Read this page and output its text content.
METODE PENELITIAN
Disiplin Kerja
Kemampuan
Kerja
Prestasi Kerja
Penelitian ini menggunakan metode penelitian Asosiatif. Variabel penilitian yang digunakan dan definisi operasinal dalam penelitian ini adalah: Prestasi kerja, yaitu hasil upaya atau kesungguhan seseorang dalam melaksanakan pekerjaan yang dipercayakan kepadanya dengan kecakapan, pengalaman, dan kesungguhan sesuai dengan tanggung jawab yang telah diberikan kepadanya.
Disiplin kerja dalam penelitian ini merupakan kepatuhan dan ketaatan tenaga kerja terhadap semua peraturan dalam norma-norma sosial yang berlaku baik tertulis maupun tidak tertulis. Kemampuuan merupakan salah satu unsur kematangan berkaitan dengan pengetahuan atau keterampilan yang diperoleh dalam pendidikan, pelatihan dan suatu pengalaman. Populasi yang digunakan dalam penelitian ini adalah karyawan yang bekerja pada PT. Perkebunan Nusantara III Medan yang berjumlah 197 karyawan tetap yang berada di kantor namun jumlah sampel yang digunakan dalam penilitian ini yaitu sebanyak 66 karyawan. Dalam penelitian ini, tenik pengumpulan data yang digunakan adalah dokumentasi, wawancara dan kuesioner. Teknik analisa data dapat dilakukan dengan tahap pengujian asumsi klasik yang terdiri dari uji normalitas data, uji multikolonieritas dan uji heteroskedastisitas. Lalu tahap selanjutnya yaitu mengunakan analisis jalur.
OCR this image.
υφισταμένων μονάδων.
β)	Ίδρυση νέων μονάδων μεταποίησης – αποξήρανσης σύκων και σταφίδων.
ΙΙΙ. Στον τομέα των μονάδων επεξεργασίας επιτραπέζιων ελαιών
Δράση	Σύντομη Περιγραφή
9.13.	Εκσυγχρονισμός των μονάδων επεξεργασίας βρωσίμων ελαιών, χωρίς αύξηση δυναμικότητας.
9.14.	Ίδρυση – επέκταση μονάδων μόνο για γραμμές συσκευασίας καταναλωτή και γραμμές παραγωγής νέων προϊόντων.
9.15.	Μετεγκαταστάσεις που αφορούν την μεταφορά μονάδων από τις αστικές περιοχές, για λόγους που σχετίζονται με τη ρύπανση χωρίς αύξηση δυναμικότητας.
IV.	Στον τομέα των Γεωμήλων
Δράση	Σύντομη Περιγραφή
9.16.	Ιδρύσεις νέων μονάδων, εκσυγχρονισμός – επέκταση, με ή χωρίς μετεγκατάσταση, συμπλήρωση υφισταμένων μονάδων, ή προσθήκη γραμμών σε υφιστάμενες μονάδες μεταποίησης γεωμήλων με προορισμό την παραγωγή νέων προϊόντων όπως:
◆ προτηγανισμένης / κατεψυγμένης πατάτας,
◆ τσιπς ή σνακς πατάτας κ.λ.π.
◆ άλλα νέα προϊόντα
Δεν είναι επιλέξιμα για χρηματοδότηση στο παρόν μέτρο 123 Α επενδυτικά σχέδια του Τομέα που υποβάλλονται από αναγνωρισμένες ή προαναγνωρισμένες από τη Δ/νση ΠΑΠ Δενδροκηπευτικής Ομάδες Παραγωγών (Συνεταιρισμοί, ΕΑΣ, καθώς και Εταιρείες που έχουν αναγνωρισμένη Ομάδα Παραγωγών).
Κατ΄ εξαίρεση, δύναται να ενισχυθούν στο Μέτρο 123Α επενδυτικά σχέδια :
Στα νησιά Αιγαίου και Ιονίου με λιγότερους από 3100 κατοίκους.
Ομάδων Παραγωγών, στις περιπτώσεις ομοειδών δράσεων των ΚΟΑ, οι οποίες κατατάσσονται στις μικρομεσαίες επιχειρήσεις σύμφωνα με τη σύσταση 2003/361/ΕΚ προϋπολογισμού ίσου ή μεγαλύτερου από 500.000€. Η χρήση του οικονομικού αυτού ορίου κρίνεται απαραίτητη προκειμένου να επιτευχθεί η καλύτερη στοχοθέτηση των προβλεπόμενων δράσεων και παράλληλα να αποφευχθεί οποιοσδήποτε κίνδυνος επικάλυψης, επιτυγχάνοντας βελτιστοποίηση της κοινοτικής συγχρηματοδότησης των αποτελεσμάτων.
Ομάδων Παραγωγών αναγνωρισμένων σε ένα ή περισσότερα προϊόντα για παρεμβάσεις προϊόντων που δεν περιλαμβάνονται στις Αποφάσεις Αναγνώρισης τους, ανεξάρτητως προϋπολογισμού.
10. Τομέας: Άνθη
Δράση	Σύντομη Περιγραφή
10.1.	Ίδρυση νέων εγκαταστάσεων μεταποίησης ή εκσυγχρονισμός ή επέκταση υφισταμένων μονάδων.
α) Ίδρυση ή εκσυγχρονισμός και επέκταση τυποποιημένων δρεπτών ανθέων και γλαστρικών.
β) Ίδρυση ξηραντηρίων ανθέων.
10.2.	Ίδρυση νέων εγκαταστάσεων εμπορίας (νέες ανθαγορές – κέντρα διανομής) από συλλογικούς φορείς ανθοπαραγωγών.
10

______________________________

Stated task
Find the word "αύξηση" in the data and copy out each line where it turns up.

Task answer
9.13.	Εκσυγχρονισμός των μονάδων επεξεργασίας βρωσίμων ελαιών, χωρίς αύξηση δυναμικότητας.
9.15.	Μετεγκαταστάσεις που αφορούν την μεταφορά μονάδων από τις αστικές περιοχές, για λόγους που σχετίζονται με τη ρύπανση χωρίς αύξηση δυναμικότητας.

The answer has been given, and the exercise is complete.